[Saved data entries]
**********

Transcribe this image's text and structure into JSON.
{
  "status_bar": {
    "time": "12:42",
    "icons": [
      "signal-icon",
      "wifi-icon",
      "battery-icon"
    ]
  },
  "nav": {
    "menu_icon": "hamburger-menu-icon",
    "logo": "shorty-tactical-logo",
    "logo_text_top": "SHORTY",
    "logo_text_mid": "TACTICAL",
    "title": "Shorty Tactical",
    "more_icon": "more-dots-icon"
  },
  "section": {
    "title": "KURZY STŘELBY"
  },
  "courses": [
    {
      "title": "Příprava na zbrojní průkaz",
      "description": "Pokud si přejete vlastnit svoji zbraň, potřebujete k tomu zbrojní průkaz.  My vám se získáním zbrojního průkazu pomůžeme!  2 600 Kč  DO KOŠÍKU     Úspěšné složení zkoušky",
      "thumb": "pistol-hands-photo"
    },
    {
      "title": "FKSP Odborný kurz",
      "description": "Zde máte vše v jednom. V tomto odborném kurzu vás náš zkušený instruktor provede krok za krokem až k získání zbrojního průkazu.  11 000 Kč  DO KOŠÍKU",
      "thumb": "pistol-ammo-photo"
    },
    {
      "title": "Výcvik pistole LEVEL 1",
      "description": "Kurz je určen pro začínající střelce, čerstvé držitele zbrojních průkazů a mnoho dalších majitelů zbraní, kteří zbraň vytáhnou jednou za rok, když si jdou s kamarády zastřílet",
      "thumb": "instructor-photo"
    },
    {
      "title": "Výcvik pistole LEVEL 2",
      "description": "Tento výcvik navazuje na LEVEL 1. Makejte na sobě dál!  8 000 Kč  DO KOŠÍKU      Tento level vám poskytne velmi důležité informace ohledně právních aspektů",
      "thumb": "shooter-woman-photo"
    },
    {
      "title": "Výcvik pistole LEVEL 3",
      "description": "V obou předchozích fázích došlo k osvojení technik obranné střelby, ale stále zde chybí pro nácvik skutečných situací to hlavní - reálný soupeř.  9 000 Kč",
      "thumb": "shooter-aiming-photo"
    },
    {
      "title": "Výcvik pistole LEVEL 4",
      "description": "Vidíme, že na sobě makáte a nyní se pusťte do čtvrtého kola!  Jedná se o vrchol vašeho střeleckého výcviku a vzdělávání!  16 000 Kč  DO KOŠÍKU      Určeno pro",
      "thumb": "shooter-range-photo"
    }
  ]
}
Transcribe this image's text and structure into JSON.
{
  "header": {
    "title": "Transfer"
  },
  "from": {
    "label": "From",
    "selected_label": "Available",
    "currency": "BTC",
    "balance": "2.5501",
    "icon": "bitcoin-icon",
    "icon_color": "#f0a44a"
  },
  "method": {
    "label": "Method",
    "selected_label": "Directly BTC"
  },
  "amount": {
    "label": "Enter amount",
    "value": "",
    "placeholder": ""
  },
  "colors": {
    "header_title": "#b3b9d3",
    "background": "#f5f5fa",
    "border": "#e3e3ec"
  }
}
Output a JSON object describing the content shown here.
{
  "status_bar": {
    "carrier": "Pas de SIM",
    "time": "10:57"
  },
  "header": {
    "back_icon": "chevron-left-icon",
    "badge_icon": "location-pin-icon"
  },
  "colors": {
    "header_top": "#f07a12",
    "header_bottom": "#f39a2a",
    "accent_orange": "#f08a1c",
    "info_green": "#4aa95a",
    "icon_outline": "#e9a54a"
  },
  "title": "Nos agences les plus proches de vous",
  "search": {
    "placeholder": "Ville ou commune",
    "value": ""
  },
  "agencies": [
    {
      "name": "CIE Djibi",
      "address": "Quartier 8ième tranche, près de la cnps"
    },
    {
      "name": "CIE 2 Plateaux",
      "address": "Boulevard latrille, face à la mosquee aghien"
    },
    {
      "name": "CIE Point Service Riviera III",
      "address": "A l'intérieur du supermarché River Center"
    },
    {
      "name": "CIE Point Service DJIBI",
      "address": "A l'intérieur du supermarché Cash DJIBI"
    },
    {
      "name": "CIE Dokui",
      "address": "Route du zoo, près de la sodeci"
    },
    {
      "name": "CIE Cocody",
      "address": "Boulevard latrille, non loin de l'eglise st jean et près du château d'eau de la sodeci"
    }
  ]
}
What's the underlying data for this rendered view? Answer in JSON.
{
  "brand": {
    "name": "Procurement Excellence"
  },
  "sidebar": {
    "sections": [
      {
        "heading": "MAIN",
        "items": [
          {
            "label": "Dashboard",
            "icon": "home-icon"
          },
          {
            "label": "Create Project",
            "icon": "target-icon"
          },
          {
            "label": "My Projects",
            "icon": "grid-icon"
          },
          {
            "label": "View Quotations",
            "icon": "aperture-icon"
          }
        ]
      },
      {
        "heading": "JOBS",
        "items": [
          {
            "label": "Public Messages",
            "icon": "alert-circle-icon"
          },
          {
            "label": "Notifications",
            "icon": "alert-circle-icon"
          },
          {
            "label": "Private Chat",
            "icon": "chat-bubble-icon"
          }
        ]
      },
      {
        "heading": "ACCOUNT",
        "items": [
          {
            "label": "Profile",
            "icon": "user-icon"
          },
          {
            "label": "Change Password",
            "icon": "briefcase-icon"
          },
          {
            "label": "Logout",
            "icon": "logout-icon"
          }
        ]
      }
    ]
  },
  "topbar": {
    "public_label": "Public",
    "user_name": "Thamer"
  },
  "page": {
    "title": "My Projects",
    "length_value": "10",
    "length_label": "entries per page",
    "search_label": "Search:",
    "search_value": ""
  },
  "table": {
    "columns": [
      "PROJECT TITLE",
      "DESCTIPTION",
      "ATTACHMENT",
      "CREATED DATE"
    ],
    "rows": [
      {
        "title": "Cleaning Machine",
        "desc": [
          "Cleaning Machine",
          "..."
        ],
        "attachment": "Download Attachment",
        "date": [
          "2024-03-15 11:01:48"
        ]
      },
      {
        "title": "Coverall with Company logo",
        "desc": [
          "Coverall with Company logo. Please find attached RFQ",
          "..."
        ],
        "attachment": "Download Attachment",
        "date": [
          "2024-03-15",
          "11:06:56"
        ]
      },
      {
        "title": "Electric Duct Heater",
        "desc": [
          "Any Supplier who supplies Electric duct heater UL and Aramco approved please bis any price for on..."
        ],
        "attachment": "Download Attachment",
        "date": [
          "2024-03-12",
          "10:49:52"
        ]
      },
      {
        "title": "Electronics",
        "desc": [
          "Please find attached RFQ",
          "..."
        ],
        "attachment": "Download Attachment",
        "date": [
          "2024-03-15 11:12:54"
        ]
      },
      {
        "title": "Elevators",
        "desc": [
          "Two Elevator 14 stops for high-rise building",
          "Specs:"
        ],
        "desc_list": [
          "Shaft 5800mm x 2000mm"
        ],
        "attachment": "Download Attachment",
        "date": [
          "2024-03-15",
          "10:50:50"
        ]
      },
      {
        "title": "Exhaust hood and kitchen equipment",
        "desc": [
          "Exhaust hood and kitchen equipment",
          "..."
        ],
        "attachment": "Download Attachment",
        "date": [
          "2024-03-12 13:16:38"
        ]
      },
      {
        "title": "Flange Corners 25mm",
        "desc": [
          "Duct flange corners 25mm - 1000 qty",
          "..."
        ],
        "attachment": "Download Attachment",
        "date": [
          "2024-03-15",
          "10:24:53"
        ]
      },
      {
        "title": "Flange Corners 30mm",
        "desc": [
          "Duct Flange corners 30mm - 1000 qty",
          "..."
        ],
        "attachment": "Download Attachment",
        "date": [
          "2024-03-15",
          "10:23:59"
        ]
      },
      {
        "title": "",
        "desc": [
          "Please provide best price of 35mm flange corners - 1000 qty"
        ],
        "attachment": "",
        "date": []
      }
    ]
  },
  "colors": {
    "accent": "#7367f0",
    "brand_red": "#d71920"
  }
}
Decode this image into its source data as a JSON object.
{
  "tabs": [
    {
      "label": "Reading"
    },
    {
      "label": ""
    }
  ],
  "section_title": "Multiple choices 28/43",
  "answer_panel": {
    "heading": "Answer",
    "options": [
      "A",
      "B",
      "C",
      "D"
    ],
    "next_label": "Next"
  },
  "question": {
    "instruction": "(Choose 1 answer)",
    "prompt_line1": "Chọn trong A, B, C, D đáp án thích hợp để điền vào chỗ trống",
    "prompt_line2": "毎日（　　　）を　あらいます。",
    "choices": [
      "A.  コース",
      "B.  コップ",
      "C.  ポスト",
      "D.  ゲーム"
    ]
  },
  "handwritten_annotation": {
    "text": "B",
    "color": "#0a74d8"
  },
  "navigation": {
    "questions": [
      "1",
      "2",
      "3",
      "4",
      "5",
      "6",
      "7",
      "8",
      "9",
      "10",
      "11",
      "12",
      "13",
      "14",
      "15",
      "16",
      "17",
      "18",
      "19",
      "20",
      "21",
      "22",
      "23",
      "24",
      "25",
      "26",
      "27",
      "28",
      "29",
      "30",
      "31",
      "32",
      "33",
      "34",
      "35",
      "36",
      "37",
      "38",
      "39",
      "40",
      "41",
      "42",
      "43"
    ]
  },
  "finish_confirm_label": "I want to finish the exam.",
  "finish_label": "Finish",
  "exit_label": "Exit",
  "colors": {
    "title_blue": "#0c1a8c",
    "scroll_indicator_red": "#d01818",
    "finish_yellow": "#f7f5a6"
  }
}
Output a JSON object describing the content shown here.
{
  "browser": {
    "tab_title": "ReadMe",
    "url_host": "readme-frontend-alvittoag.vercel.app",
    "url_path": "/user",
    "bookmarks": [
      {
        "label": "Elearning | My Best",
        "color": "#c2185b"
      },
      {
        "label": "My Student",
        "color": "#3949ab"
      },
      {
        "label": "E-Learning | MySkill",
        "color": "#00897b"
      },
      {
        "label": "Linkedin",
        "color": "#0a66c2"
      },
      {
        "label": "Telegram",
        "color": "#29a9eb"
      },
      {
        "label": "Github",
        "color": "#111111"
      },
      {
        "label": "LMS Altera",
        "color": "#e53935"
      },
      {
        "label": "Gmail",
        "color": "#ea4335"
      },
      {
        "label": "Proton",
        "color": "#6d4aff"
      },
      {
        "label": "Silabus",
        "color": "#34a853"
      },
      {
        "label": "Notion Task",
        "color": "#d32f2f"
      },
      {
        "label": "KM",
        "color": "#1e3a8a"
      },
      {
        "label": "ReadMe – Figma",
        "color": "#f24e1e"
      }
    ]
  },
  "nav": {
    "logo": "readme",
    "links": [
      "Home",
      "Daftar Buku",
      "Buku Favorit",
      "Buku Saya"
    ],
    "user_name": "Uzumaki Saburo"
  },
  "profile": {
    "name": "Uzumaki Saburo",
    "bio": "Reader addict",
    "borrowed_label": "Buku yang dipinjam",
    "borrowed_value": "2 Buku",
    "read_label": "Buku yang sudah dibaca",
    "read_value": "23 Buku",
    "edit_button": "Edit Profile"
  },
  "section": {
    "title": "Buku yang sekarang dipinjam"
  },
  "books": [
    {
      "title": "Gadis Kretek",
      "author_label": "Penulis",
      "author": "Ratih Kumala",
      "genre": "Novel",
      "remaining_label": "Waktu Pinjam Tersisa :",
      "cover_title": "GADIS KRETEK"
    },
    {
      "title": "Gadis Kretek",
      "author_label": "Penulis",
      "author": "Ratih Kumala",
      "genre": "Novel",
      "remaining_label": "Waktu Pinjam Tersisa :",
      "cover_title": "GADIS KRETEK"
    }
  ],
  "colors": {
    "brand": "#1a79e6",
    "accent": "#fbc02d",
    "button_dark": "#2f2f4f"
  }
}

**********

* _Written instruction_: Report how many lines of the listing above include the word "find". Say nothing but the number.

* _Exercise response_: 2